▶ _Document_
The Central Hub for DSM Community and Information

For 1990-1999 Mitsubishi Eclipse, Eagle Talon, Plymouth Laser, and Galant VR-4 Owners. This is where the DSM platform history is documented and archived. Log in to help us in our mission, and to remove most ads from the browsing experience.

Broken mbc?

This site may earn a commission from merchant affiliate links, including eBay, Amazon, and others.

dealz

15+ Year Contributor
115
0
May 30, 2005
orlando, Florida
my mbc doesnt seem to be working right i tried boosting more so i closed it all the way and did 1.5 turns and it read 8 psi(which is what i do normally) then i closed it all the way and it went to 25psi with major fuel cut offs.i oppened it a little bit and it was back at 8psi WTF any suggestions.. thanks:thumb:
 
chanley talon said:
The only reason it should leak is if you installed it backwards. The hole is blocked by the ball bearing.
Not true, think about it before you reply again. It will start leaking as soon as the pressure level reaches the mbc setting or when you go WOT if you will. This is the reason why disconnecting or turning the mbc all the way up is always step one when pressure testing. BTW there is no ball bearing in a mbc.
 
Its suppose to leak thats how it works. Why else do they put a relif hole in the mbc . Do you not realize it will leak no matter where you tap into it? Please dont get so angry! I never just say something with out thinking. I even said early that i would be willing to try it your way to see how it would work out. I dont know where you get thats theirs not a ball bearing in it made you should look how there built. http://www.geocities.com/chmwatson/FAQs/mbc.html

JUST LOOK AT THIS MBC LINK. I WILL NOT ARGUE WITH YOU KNOW MORE I GOT BETTER THINGS TO DO .
 
chanley talon said:
Its suppose to leak thats how it works. Why else do they put a relif hole in the mbc .
Has anyone argue that it's not suppose to leak? We are simply saying this is one of the reasons why one should not tap the BOV line due to this neccessary evil for the BOV's sake. BTW, the purpose of the pressure relief hole was not to create a leak under boost, that is just a unavoidable side effect, do you know what is the intended purpose of the relief hole?

▶ _Prompt 1_
Copy out everything in the forum thread from "Not true, think" down to "THINGS TO DO .", renaming "ball bearing" to "check ball" wherever it occurs.

▶ _Stored items_
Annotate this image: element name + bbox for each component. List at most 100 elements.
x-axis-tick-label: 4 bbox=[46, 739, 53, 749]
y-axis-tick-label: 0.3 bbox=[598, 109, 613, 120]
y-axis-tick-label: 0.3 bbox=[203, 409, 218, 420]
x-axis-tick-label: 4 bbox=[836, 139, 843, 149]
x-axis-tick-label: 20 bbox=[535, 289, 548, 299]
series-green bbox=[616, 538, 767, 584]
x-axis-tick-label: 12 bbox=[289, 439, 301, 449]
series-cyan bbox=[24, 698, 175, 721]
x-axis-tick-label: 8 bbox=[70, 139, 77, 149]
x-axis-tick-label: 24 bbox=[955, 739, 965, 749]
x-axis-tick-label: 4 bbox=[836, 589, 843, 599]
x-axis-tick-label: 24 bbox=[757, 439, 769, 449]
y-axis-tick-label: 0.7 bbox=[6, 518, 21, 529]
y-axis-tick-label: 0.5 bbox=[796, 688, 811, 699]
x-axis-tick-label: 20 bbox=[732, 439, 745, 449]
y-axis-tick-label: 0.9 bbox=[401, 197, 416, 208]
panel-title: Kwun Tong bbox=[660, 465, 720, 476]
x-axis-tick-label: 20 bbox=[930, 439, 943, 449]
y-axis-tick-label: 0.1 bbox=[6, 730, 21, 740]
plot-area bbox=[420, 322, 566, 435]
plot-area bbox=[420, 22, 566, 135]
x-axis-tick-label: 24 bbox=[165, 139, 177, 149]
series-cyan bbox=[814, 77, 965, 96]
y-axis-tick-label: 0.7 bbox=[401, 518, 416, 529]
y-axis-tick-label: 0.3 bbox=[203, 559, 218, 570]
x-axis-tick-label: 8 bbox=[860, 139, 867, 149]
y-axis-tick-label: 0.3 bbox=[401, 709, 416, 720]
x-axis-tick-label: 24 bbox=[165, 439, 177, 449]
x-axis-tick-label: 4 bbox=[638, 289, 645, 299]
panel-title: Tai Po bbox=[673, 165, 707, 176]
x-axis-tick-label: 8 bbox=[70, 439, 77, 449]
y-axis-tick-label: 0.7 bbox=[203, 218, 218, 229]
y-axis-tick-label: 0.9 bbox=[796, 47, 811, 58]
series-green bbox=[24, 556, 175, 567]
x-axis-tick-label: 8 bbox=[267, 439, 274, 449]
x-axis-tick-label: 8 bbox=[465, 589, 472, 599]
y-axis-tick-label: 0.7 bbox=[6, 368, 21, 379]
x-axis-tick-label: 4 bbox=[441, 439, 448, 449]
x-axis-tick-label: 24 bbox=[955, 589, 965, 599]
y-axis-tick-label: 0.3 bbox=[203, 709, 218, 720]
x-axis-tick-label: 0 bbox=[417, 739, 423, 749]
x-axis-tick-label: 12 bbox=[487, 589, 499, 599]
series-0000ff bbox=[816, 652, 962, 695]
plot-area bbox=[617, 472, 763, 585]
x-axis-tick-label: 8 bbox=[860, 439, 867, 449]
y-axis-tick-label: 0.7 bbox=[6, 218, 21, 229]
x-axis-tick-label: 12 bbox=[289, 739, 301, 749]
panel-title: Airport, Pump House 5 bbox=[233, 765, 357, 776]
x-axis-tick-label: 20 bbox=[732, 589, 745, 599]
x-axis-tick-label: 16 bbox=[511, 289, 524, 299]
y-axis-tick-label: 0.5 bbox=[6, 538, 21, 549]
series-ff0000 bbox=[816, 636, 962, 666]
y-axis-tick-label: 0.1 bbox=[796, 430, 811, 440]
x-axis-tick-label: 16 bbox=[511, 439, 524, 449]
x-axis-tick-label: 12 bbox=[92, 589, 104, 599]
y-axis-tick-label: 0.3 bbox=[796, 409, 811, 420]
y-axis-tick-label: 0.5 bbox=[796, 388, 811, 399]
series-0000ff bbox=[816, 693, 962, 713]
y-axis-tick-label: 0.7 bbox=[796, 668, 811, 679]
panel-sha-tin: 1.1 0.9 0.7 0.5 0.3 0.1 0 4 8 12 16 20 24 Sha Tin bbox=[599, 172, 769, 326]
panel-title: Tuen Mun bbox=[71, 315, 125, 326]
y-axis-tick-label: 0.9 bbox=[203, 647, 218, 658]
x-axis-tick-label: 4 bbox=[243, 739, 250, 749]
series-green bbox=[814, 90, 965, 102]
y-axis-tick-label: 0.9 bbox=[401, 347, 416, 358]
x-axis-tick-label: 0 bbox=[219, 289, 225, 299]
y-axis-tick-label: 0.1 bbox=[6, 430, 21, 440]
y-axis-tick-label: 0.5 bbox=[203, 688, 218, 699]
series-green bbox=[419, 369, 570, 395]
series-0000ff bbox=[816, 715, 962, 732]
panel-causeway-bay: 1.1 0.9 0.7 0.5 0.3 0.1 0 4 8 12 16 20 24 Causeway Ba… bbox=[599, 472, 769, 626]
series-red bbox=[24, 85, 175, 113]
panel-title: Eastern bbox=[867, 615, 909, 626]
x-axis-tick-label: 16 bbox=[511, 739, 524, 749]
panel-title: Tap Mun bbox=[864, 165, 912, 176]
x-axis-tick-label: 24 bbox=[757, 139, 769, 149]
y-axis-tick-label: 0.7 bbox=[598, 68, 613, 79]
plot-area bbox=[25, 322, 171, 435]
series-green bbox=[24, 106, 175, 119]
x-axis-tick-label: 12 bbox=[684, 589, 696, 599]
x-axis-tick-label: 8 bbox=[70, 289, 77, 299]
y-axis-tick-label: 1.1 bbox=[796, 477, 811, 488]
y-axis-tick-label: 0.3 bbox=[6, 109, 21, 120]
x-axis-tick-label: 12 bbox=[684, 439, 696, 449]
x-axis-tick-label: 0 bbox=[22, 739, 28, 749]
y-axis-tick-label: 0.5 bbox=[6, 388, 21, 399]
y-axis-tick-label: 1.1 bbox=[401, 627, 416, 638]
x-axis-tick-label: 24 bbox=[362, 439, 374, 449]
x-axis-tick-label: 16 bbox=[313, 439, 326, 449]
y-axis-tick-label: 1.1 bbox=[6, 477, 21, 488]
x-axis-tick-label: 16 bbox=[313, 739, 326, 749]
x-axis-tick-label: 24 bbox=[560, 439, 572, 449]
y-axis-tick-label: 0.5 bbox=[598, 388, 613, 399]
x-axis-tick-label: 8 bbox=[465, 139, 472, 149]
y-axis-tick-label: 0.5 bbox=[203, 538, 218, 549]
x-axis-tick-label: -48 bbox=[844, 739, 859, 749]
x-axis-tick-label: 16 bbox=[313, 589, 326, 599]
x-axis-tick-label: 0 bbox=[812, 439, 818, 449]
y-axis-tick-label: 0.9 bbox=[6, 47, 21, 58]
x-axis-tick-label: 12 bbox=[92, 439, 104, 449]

▶ _Prompt 2_
Return everything in the records from their first line down to the line containing "y-axis-tick-label: 0.3 bbox=[401, 709, 416, 720]", unchanged.

▶ _Response 1_
Not true, think about it before you reply again. It will start leaking as soon as the pressure level reaches the mbc setting or when you go WOT if you will. This is the reason why disconnecting or turning the mbc all the way up is always step one when pressure testing. BTW there is no check ball in a mbc.
 
Its suppose to leak thats how it works. Why else do they put a relif hole in the mbc . Do you not realize it will leak no matter where you tap into it? Please dont get so angry! I never just say something with out thinking. I even said early that i would be willing to try it your way to see how it would work out. I dont know where you get thats theirs not a check ball in it made you should look how there built. http://www.geocities.com/chmwatson/FAQs/mbc.html

JUST LOOK AT THIS MBC LINK. I WILL NOT ARGUE WITH YOU KNOW MORE I GOT BETTER THINGS TO DO .

▶ _Response 2_
Annotate this image: element name + bbox for each component. List at most 100 elements.
x-axis-tick-label: 4 bbox=[46, 739, 53, 749]
y-axis-tick-label: 0.3 bbox=[598, 109, 613, 120]
y-axis-tick-label: 0.3 bbox=[203, 409, 218, 420]
x-axis-tick-label: 4 bbox=[836, 139, 843, 149]
x-axis-tick-label: 20 bbox=[535, 289, 548, 299]
series-green bbox=[616, 538, 767, 584]
x-axis-tick-label: 12 bbox=[289, 439, 301, 449]
series-cyan bbox=[24, 698, 175, 721]
x-axis-tick-label: 8 bbox=[70, 139, 77, 149]
x-axis-tick-label: 24 bbox=[955, 739, 965, 749]
x-axis-tick-label: 4 bbox=[836, 589, 843, 599]
x-axis-tick-label: 24 bbox=[757, 439, 769, 449]
y-axis-tick-label: 0.7 bbox=[6, 518, 21, 529]
y-axis-tick-label: 0.5 bbox=[796, 688, 811, 699]
x-axis-tick-label: 20 bbox=[732, 439, 745, 449]
y-axis-tick-label: 0.9 bbox=[401, 197, 416, 208]
panel-title: Kwun Tong bbox=[660, 465, 720, 476]
x-axis-tick-label: 20 bbox=[930, 439, 943, 449]
y-axis-tick-label: 0.1 bbox=[6, 730, 21, 740]
plot-area bbox=[420, 322, 566, 435]
plot-area bbox=[420, 22, 566, 135]
x-axis-tick-label: 24 bbox=[165, 139, 177, 149]
series-cyan bbox=[814, 77, 965, 96]
y-axis-tick-label: 0.7 bbox=[401, 518, 416, 529]
y-axis-tick-label: 0.3 bbox=[203, 559, 218, 570]
x-axis-tick-label: 8 bbox=[860, 139, 867, 149]
y-axis-tick-label: 0.3 bbox=[401, 709, 416, 720]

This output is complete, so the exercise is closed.